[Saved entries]
————————
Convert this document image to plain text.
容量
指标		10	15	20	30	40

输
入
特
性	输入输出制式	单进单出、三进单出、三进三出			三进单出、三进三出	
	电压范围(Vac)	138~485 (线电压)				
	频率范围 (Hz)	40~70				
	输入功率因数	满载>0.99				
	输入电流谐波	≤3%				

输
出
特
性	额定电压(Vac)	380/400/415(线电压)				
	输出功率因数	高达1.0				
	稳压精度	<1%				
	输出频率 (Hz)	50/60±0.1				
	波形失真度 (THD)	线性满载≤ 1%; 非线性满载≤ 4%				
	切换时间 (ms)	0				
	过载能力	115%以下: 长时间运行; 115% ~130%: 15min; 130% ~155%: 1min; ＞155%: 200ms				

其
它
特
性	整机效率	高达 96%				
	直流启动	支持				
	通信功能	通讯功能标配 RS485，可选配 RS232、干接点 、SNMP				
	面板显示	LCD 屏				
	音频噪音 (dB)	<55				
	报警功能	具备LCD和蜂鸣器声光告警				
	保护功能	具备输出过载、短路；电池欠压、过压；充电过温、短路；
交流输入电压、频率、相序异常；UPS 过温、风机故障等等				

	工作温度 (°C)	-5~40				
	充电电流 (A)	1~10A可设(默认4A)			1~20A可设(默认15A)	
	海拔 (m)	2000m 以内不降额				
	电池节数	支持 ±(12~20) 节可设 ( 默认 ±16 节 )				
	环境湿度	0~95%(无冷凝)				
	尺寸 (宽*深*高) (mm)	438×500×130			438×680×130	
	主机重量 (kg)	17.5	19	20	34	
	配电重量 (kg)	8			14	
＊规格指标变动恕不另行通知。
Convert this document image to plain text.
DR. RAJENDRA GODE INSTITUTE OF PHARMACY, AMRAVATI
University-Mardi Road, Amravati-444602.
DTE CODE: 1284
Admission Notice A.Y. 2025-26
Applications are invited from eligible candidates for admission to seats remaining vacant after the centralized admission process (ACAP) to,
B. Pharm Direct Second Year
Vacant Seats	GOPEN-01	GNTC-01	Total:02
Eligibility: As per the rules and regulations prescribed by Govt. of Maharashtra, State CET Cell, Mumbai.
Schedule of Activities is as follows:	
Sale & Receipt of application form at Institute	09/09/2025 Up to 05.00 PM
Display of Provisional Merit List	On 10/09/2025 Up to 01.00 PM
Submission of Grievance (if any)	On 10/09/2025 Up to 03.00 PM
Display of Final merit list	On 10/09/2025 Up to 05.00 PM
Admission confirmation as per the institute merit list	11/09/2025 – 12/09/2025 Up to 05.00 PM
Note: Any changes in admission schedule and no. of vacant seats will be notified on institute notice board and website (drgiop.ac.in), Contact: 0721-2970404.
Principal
————————
# What the exercise asks
Filter the records, keeping only lines that contain "Display", and show those lines.

# Answer below
Display of Provisional Merit List	On 10/09/2025 Up to 01.00 PM
Display of Final merit list	On 10/09/2025 Up to 05.00 PM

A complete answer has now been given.